## START AVAILABLE RECORDS
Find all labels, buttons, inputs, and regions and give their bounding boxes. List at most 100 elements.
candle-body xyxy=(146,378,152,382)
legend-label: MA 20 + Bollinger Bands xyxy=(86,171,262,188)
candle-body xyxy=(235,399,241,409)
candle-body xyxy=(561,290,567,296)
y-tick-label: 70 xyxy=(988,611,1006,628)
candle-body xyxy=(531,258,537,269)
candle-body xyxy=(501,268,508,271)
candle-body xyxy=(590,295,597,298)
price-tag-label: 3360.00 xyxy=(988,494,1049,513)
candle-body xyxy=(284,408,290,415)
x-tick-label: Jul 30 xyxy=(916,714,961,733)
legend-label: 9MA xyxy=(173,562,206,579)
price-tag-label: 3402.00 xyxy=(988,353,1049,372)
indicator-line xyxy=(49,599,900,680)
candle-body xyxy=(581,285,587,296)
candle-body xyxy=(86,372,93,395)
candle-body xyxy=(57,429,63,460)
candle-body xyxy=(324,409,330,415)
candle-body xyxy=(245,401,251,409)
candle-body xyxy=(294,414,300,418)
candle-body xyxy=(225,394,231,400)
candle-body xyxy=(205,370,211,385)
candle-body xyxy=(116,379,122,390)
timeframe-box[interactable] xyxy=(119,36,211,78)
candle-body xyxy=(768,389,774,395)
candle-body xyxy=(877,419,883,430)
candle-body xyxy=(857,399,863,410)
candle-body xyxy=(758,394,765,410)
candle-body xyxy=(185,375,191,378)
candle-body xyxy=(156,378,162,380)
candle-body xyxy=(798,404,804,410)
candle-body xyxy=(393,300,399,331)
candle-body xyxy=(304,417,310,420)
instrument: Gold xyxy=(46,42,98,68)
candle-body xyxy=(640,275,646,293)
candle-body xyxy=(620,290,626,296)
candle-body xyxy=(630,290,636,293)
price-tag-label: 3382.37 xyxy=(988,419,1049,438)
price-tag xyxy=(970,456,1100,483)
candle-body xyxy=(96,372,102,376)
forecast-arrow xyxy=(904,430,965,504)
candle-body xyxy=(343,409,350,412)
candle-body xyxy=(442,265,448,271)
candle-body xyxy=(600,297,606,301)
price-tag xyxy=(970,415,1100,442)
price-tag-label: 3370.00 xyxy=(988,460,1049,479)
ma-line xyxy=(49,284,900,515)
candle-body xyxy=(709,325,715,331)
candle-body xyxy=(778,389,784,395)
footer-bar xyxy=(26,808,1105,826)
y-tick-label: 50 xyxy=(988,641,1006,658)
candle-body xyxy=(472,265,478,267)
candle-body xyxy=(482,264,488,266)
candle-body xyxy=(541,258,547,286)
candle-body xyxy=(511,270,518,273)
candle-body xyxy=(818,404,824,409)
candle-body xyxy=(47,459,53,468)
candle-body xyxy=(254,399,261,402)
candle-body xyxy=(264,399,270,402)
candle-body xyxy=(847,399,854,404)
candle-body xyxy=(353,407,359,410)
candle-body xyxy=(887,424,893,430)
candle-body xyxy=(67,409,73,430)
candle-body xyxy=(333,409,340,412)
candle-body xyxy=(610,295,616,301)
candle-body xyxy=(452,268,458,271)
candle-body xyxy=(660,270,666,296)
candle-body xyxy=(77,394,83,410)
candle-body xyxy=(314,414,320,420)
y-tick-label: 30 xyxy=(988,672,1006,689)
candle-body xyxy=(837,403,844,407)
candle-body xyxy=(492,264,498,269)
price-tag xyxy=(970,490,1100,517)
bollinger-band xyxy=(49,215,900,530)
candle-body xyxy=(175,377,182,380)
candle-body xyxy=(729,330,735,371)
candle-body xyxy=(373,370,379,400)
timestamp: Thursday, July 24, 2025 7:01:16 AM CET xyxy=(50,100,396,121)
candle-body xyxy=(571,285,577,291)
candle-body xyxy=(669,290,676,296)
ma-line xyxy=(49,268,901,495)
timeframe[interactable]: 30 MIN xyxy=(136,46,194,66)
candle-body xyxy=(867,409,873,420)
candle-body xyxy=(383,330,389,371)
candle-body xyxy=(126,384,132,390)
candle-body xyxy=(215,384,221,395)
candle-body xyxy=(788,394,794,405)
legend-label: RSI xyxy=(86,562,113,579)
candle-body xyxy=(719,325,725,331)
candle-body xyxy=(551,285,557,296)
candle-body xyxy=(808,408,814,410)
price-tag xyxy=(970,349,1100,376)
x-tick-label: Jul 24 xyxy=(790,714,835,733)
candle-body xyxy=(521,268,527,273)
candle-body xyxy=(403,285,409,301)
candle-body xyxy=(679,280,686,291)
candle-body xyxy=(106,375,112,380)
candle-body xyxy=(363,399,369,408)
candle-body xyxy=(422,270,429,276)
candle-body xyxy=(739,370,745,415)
## END AVAILABLE RECORDS
*GOAL*
Copy every line of the material above word for word, in the same order.

*EXPECTED ANSWER*
Find all labels, buttons, inputs, and regions and give their bounding boxes. List at most 100 elements.
candle-body xyxy=(146,378,152,382)
legend-label: MA 20 + Bollinger Bands xyxy=(86,171,262,188)
candle-body xyxy=(235,399,241,409)
candle-body xyxy=(561,290,567,296)
y-tick-label: 70 xyxy=(988,611,1006,628)
candle-body xyxy=(531,258,537,269)
candle-body xyxy=(501,268,508,271)
candle-body xyxy=(590,295,597,298)
price-tag-label: 3360.00 xyxy=(988,494,1049,513)
candle-body xyxy=(284,408,290,415)
x-tick-label: Jul 30 xyxy=(916,714,961,733)
legend-label: 9MA xyxy=(173,562,206,579)
price-tag-label: 3402.00 xyxy=(988,353,1049,372)
indicator-line xyxy=(49,599,900,680)
candle-body xyxy=(581,285,587,296)
candle-body xyxy=(86,372,93,395)
candle-body xyxy=(57,429,63,460)
candle-body xyxy=(324,409,330,415)
candle-body xyxy=(245,401,251,409)
candle-body xyxy=(294,414,300,418)
candle-body xyxy=(225,394,231,400)
candle-body xyxy=(205,370,211,385)
candle-body xyxy=(116,379,122,390)
timeframe-box[interactable] xyxy=(119,36,211,78)
candle-body xyxy=(768,389,774,395)
candle-body xyxy=(877,419,883,430)
candle-body xyxy=(857,399,863,410)
candle-body xyxy=(758,394,765,410)
candle-body xyxy=(185,375,191,378)
candle-body xyxy=(156,378,162,380)
candle-body xyxy=(798,404,804,410)
candle-body xyxy=(393,300,399,331)
candle-body xyxy=(304,417,310,420)
instrument: Gold xyxy=(46,42,98,68)
candle-body xyxy=(640,275,646,293)
candle-body xyxy=(620,290,626,296)
candle-body xyxy=(630,290,636,293)
price-tag-label: 3382.37 xyxy=(988,419,1049,438)
price-tag xyxy=(970,456,1100,483)
candle-body xyxy=(96,372,102,376)
forecast-arrow xyxy=(904,430,965,504)
candle-body xyxy=(343,409,350,412)
candle-body xyxy=(442,265,448,271)
candle-body xyxy=(600,297,606,301)
price-tag xyxy=(970,415,1100,442)
price-tag-label: 3370.00 xyxy=(988,460,1049,479)
ma-line xyxy=(49,284,900,515)
candle-body xyxy=(709,325,715,331)
candle-body xyxy=(778,389,784,395)
footer-bar xyxy=(26,808,1105,826)
y-tick-label: 50 xyxy=(988,641,1006,658)
candle-body xyxy=(472,265,478,267)
candle-body xyxy=(482,264,488,266)
candle-body xyxy=(541,258,547,286)
candle-body xyxy=(511,270,518,273)
candle-body xyxy=(818,404,824,409)
candle-body xyxy=(47,459,53,468)
candle-body xyxy=(254,399,261,402)
candle-body xyxy=(264,399,270,402)
candle-body xyxy=(847,399,854,404)
candle-body xyxy=(353,407,359,410)
candle-body xyxy=(887,424,893,430)
candle-body xyxy=(67,409,73,430)
candle-body xyxy=(333,409,340,412)
candle-body xyxy=(610,295,616,301)
candle-body xyxy=(452,268,458,271)
candle-body xyxy=(660,270,666,296)
candle-body xyxy=(77,394,83,410)
candle-body xyxy=(314,414,320,420)
y-tick-label: 30 xyxy=(988,672,1006,689)
candle-body xyxy=(837,403,844,407)
candle-body xyxy=(492,264,498,269)
price-tag xyxy=(970,490,1100,517)
bollinger-band xyxy=(49,215,900,530)
candle-body xyxy=(175,377,182,380)
candle-body xyxy=(729,330,735,371)
candle-body xyxy=(373,370,379,400)
timestamp: Thursday, July 24, 2025 7:01:16 AM CET xyxy=(50,100,396,121)
candle-body xyxy=(571,285,577,291)
candle-body xyxy=(669,290,676,296)
ma-line xyxy=(49,268,901,495)
timeframe[interactable]: 30 MIN xyxy=(136,46,194,66)
candle-body xyxy=(867,409,873,420)
candle-body xyxy=(383,330,389,371)
candle-body xyxy=(126,384,132,390)
candle-body xyxy=(215,384,221,395)
candle-body xyxy=(788,394,794,405)
legend-label: RSI xyxy=(86,562,113,579)
candle-body xyxy=(719,325,725,331)
candle-body xyxy=(551,285,557,296)
candle-body xyxy=(808,408,814,410)
price-tag xyxy=(970,349,1100,376)
x-tick-label: Jul 24 xyxy=(790,714,835,733)
candle-body xyxy=(521,268,527,273)
candle-body xyxy=(403,285,409,301)
candle-body xyxy=(679,280,686,291)
candle-body xyxy=(106,375,112,380)
candle-body xyxy=(363,399,369,408)
candle-body xyxy=(422,270,429,276)
candle-body xyxy=(739,370,745,415)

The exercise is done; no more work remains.